======== SELECTED PASSAGE ========

Lecture 17 - July 31

  • Repeating patterns of block access which are offset can lead to no relevant data being stored in cache
  • Associativity: we can now have an arbitrary number of blocks per set
    • Kinda like a fixed-length linked list hashmap
    • Direct-mapped caches are $E = 1$
  • We need a valid bit to ensure that the data is not randomly initialized
  • When replacing data in a cache, we typically replace the least recently used (LRU)
    • On hardware, this is often not most recently used
  • Three types of misses:
    • Compulsory miss: first access to a block
    • Conflict miss: multiple data objects map to the same slot
    • Capacity miss: the active set of blocks of memory is larger than the cache

Lecture 18 - August 2

  • There is the issue of writing to memory with caches
  • Write-hit: data already in cache
    • Write-through: write immediately to next level
    • Write-back: defer write to next level until line is evicted
      • Requires us to keep track of what has been modified, using the dirty bit
  • Write-miss: data not in cache:
    • Write allocate: load into cache, then execute the write-hit policy
    • No-write allocate: simply write to next level immediately
  • Caches are incredibly important for matmuls
    • We can block the matricies into sub-matricies and matmul them - see linalg textbook
    • We want to make sure that $3r^2 < C$
  • Always use reasonably small set of data (spatial locality)

Lecture 19 - August 4

  • Static global data: fixed size at compile time, exists for the entire runtime
  • Stack allocated data: size known at runtime, no resizing
    • It exists only for the lifetime of a function
  • Dynamically allocated data: between the two extremes
    • Use malloc and free to do so
  • Explicit allocation: programmer allocates and frees space
    • C or other low-level languages
  • Implicit allocator: programmer only allocates space
    • Java, Python, high-level languages
  • %brk points to the top of the heap, which grows up
    • When we need more space, we increment %brk
  • malloc
    • Returns a void*: an arbitrary pointer
    • Takes in a size t size, a long representing an amount of memory
    • Returns null a pointer to allocated memory or NULL if failed
  • Good practice is: (int*) malloc(n*sizeof(int));
  • calloc: malloc, but zeros all of the data
  • realloc: changes the size of a previously allocated block
  • sbrk: function to increase or shrink the heap (change %brk)

======== RECORD LIST ========

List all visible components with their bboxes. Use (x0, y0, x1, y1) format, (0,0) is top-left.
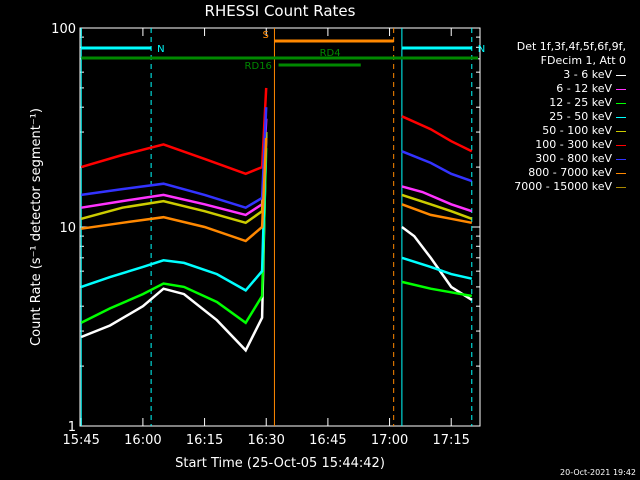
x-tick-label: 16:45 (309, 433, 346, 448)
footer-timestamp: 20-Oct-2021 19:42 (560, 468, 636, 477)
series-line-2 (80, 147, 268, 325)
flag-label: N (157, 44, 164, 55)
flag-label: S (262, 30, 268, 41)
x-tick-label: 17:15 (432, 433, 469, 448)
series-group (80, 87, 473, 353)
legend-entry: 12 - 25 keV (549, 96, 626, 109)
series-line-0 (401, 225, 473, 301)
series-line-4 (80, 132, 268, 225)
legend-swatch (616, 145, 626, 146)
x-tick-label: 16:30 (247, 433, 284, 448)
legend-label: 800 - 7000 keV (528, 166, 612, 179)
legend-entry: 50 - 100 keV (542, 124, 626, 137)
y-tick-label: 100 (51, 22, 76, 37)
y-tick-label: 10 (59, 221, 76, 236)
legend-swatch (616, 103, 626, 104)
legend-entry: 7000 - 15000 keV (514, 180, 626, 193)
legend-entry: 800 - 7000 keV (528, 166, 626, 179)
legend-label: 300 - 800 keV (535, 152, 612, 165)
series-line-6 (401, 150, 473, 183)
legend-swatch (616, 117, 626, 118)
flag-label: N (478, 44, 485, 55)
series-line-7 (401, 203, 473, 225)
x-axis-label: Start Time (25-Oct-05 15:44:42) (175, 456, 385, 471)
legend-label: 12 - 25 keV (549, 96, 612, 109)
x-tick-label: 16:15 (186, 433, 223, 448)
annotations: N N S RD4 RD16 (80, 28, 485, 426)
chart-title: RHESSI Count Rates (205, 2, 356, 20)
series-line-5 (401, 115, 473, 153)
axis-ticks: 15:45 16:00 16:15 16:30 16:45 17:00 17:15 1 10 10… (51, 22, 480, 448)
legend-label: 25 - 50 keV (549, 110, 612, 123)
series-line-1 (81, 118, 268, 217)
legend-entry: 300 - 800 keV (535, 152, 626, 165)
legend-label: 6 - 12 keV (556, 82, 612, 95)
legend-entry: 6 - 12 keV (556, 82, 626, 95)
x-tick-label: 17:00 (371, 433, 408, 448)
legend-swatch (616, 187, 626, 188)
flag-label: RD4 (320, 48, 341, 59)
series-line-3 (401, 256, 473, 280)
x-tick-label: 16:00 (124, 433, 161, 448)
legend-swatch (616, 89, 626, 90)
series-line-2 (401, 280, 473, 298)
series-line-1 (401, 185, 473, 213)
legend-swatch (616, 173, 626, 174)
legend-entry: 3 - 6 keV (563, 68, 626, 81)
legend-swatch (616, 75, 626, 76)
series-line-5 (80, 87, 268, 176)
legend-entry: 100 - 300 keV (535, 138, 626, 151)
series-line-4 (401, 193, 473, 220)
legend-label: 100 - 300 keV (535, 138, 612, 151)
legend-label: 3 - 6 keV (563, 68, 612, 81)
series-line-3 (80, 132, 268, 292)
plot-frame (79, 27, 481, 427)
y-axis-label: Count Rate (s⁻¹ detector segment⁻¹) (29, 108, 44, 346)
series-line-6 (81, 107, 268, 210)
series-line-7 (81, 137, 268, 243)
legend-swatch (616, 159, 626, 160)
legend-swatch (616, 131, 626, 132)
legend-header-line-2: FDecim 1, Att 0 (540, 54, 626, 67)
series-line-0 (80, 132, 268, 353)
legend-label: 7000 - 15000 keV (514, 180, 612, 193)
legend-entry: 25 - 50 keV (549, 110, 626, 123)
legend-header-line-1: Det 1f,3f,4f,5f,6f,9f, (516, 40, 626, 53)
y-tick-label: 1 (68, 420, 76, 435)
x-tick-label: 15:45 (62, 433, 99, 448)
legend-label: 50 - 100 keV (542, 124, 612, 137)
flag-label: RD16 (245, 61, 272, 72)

========
======== RECORD LIST ========

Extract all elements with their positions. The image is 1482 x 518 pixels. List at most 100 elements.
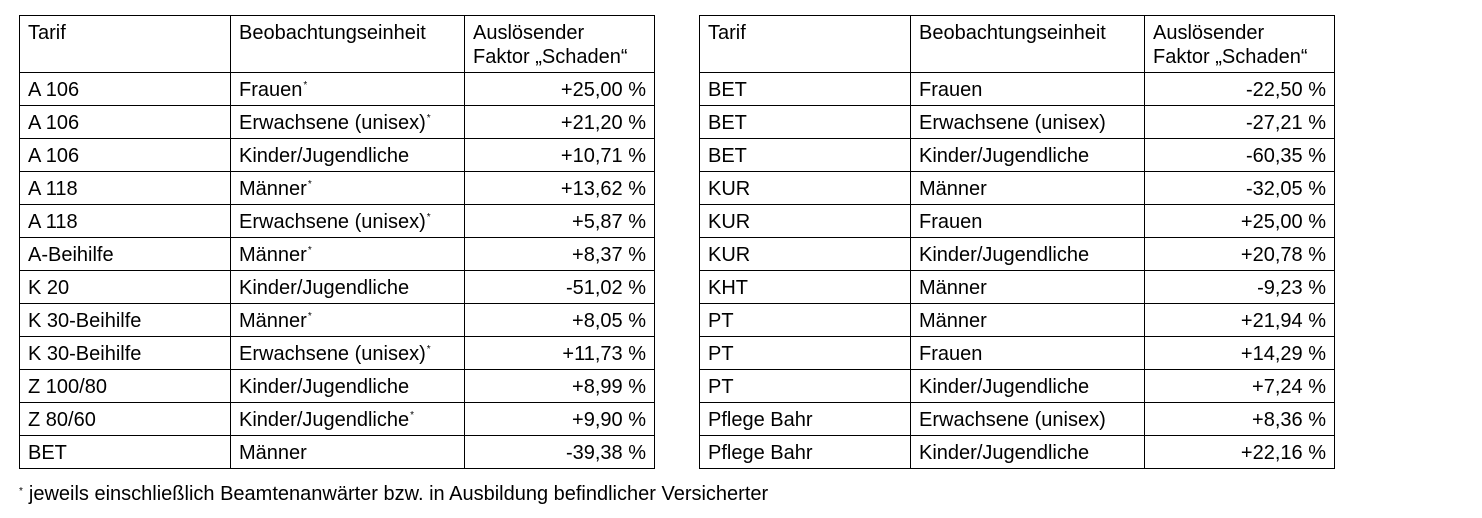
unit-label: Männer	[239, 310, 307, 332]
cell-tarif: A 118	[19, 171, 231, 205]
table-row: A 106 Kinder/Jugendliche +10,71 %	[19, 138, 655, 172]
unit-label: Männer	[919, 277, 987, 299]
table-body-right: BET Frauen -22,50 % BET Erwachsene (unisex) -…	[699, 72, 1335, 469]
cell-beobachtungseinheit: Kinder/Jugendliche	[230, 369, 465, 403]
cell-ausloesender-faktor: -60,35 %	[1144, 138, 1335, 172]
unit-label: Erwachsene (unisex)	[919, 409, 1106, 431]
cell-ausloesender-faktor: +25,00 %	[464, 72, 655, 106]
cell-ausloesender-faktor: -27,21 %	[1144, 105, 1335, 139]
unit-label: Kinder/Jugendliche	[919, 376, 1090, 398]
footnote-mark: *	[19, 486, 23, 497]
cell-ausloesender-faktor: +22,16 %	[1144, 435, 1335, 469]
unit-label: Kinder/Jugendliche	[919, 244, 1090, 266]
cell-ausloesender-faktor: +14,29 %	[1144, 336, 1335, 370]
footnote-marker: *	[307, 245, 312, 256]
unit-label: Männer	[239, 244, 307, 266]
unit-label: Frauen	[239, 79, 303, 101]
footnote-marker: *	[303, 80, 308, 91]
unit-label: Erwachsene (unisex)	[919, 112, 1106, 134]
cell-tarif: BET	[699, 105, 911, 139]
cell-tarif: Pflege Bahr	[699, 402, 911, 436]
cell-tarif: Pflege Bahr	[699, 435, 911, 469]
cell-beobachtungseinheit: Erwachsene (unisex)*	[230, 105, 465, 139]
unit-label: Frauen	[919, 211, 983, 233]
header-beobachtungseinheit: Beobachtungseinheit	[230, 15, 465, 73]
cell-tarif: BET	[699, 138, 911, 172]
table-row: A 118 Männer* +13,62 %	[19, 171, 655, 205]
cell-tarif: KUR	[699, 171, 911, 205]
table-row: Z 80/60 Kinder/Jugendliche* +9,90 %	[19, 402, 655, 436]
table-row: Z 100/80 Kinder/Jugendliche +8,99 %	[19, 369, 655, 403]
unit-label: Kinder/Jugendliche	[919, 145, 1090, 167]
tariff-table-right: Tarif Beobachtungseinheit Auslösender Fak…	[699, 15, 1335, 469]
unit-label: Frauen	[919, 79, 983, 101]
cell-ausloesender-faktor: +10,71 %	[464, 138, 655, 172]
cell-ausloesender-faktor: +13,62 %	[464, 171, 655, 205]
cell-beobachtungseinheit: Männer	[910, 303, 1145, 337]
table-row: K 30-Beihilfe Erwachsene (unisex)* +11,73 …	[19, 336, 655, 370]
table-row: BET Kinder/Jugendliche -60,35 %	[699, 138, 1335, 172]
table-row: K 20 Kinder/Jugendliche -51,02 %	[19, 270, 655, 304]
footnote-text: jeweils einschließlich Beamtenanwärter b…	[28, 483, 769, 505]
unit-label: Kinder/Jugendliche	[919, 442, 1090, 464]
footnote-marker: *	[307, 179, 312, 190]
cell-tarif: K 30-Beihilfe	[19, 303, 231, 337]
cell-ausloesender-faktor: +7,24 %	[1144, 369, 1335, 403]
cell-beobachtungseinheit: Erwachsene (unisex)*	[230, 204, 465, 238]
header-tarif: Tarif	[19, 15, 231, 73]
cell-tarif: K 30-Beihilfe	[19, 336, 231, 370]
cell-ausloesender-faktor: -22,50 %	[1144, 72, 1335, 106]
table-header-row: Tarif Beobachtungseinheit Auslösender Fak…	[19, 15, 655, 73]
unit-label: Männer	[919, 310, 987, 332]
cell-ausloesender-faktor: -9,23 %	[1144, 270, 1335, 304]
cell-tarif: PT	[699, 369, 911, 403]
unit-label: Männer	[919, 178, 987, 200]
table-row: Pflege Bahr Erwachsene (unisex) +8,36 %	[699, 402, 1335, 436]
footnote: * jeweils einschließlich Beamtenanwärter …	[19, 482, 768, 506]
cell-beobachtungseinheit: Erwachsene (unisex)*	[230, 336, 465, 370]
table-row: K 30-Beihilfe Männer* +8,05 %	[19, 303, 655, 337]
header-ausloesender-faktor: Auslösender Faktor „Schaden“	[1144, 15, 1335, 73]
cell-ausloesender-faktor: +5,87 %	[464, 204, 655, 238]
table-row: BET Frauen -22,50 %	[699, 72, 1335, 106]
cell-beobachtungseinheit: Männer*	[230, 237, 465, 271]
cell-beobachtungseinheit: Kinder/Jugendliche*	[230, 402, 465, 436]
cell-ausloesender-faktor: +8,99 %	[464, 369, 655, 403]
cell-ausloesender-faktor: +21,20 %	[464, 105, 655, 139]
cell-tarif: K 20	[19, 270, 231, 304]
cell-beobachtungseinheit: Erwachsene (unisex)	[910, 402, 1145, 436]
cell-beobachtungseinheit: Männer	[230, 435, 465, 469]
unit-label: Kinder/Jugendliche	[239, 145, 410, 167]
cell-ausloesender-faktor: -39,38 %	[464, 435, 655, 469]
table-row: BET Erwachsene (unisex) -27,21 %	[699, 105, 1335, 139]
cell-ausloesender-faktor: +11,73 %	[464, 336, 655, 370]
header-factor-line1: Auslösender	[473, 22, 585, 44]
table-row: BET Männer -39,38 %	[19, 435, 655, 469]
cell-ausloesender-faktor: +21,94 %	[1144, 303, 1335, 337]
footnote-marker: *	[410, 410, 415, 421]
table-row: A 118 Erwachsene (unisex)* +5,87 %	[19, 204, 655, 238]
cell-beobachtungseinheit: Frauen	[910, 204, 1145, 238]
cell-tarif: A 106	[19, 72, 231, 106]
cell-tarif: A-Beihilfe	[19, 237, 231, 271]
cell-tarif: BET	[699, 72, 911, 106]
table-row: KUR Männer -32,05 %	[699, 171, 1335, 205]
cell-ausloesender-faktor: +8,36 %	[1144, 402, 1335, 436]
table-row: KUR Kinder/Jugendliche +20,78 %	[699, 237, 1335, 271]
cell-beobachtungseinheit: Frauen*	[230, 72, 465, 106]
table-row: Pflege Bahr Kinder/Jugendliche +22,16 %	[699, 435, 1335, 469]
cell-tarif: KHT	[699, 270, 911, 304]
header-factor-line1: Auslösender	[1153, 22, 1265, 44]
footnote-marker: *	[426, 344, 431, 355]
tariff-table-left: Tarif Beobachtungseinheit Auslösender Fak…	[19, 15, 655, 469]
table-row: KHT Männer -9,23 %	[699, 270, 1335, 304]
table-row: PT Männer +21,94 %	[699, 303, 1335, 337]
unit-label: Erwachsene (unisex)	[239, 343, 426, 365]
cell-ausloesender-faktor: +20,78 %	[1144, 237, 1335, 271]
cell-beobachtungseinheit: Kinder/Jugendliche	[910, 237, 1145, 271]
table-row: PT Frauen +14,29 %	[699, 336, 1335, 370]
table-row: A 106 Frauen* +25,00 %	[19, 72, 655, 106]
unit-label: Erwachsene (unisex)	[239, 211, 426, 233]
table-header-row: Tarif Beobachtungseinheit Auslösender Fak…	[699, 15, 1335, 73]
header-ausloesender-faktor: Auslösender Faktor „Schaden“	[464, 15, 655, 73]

========

> _GIVEN REQUEST_
Reproduce the lecture notes on caches and memory allocation word for word, everything from "Lecture 18 - August" down to "data (spatial locality)".

> _SOLUTION FOR THIS TASK_
Lecture 18 - August 2

  • There is the issue of writing to memory with caches
  • Write-hit: data already in cache
    • Write-through: write immediately to next level
    • Write-back: defer write to next level until line is evicted
      • Requires us to keep track of what has been modified, using the dirty bit
  • Write-miss: data not in cache:
    • Write allocate: load into cache, then execute the write-hit policy
    • No-write allocate: simply write to next level immediately
  • Caches are incredibly important for matmuls
    • We can block the matricies into sub-matricies and matmul them - see linalg textbook
    • We want to make sure that $3r^2 < C$
  • Always use reasonably small set of data (spatial locality)